**Request:** Repeat the whole listing exactly.

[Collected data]
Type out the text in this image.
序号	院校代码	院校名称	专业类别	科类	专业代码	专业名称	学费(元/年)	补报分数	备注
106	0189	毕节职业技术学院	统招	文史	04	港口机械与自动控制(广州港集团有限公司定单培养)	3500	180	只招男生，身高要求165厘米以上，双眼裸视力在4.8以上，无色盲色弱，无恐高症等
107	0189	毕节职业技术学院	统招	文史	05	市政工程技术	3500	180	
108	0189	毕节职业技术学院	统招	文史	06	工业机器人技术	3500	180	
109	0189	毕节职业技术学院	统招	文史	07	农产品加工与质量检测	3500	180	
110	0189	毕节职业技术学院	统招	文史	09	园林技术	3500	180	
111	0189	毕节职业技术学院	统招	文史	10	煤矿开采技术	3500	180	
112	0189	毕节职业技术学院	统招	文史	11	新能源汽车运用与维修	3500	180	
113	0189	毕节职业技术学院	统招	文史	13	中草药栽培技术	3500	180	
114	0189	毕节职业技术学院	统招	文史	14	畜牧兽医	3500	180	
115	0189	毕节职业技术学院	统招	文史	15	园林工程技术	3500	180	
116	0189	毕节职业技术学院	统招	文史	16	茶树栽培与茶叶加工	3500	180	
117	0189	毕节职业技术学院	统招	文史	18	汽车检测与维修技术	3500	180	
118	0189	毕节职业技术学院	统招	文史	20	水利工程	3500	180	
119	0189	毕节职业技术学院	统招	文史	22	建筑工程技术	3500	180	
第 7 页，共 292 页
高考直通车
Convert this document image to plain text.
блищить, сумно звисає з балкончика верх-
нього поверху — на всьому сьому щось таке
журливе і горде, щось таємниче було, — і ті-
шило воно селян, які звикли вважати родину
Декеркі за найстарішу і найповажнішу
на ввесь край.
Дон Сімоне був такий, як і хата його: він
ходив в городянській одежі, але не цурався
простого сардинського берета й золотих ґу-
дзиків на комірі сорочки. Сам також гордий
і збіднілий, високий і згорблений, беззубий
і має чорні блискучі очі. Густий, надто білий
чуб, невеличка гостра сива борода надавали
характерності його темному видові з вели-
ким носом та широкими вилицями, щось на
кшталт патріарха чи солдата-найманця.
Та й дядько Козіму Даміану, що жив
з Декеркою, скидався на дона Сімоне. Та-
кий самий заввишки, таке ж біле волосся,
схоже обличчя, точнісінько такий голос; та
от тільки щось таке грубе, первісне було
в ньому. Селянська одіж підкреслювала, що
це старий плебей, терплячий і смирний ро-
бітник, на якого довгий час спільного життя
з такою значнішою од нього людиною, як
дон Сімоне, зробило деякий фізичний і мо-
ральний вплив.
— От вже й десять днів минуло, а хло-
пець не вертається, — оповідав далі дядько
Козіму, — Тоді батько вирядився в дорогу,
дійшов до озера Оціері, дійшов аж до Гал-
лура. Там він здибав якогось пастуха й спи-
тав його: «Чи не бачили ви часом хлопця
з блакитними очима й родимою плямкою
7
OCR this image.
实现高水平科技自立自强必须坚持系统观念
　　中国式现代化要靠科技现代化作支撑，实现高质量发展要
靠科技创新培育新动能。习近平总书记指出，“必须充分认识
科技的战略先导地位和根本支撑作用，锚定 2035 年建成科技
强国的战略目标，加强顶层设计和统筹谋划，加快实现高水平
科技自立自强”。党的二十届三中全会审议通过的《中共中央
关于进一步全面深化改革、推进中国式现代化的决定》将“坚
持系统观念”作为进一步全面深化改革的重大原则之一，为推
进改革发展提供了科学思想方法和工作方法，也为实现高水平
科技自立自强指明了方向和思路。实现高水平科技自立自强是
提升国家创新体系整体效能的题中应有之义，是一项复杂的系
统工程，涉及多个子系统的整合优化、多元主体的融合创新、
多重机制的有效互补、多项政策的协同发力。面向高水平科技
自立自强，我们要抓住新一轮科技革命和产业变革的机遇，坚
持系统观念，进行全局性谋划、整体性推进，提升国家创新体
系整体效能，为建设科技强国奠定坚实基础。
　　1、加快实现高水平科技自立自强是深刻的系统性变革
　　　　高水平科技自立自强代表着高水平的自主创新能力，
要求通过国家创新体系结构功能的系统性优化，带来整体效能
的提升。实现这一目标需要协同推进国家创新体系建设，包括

**Output below:**
Type out the text in this image.
序号	院校代码	院校名称	专业类别	科类	专业代码	专业名称	学费(元/年)	补报分数	备注
106	0189	毕节职业技术学院	统招	文史	04	港口机械与自动控制(广州港集团有限公司定单培养)	3500	180	只招男生，身高要求165厘米以上，双眼裸视力在4.8以上，无色盲色弱，无恐高症等
107	0189	毕节职业技术学院	统招	文史	05	市政工程技术	3500	180	
108	0189	毕节职业技术学院	统招	文史	06	工业机器人技术	3500	180	
109	0189	毕节职业技术学院	统招	文史	07	农产品加工与质量检测	3500	180	
110	0189	毕节职业技术学院	统招	文史	09	园林技术	3500	180	
111	0189	毕节职业技术学院	统招	文史	10	煤矿开采技术	3500	180	
112	0189	毕节职业技术学院	统招	文史	11	新能源汽车运用与维修	3500	180	
113	0189	毕节职业技术学院	统招	文史	13	中草药栽培技术	3500	180	
114	0189	毕节职业技术学院	统招	文史	14	畜牧兽医	3500	180	
115	0189	毕节职业技术学院	统招	文史	15	园林工程技术	3500	180	
116	0189	毕节职业技术学院	统招	文史	16	茶树栽培与茶叶加工	3500	180	
117	0189	毕节职业技术学院	统招	文史	18	汽车检测与维修技术	3500	180	
118	0189	毕节职业技术学院	统招	文史	20	水利工程	3500	180	
119	0189	毕节职业技术学院	统招	文史	22	建筑工程技术	3500	180	
第 7 页，共 292 页
高考直通车
Convert this document image to plain text.
блищить, сумно звисає з балкончика верх-
нього поверху — на всьому сьому щось таке
журливе і горде, щось таємниче було, — і ті-
шило воно селян, які звикли вважати родину
Декеркі за найстарішу і найповажнішу
на ввесь край.
Дон Сімоне був такий, як і хата його: він
ходив в городянській одежі, але не цурався
простого сардинського берета й золотих ґу-
дзиків на комірі сорочки. Сам також гордий
і збіднілий, високий і згорблений, беззубий
і має чорні блискучі очі. Густий, надто білий
чуб, невеличка гостра сива борода надавали
характерності його темному видові з вели-
ким носом та широкими вилицями, щось на
кшталт патріарха чи солдата-найманця.
Та й дядько Козіму Даміану, що жив
з Декеркою, скидався на дона Сімоне. Та-
кий самий заввишки, таке ж біле волосся,
схоже обличчя, точнісінько такий голос; та
от тільки щось таке грубе, первісне було
в ньому. Селянська одіж підкреслювала, що
це старий плебей, терплячий і смирний ро-
бітник, на якого довгий час спільного життя
з такою значнішою од нього людиною, як
дон Сімоне, зробило деякий фізичний і мо-
ральний вплив.
— От вже й десять днів минуло, а хло-
пець не вертається, — оповідав далі дядько
Козіму, — Тоді батько вирядився в дорогу,
дійшов до озера Оціері, дійшов аж до Гал-
лура. Там він здибав якогось пастуха й спи-
тав його: «Чи не бачили ви часом хлопця
з блакитними очима й родимою плямкою
7
OCR this image.
实现高水平科技自立自强必须坚持系统观念
　　中国式现代化要靠科技现代化作支撑，实现高质量发展要
靠科技创新培育新动能。习近平总书记指出，“必须充分认识
科技的战略先导地位和根本支撑作用，锚定 2035 年建成科技
强国的战略目标，加强顶层设计和统筹谋划，加快实现高水平
科技自立自强”。党的二十届三中全会审议通过的《中共中央
关于进一步全面深化改革、推进中国式现代化的决定》将“坚
持系统观念”作为进一步全面深化改革的重大原则之一，为推
进改革发展提供了科学思想方法和工作方法，也为实现高水平
科技自立自强指明了方向和思路。实现高水平科技自立自强是
提升国家创新体系整体效能的题中应有之义，是一项复杂的系
统工程，涉及多个子系统的整合优化、多元主体的融合创新、
多重机制的有效互补、多项政策的协同发力。面向高水平科技
自立自强，我们要抓住新一轮科技革命和产业变革的机遇，坚
持系统观念，进行全局性谋划、整体性推进，提升国家创新体
系整体效能，为建设科技强国奠定坚实基础。
　　1、加快实现高水平科技自立自强是深刻的系统性变革
　　　　高水平科技自立自强代表着高水平的自主创新能力，
要求通过国家创新体系结构功能的系统性优化，带来整体效能
的提升。实现这一目标需要协同推进国家创新体系建设，包括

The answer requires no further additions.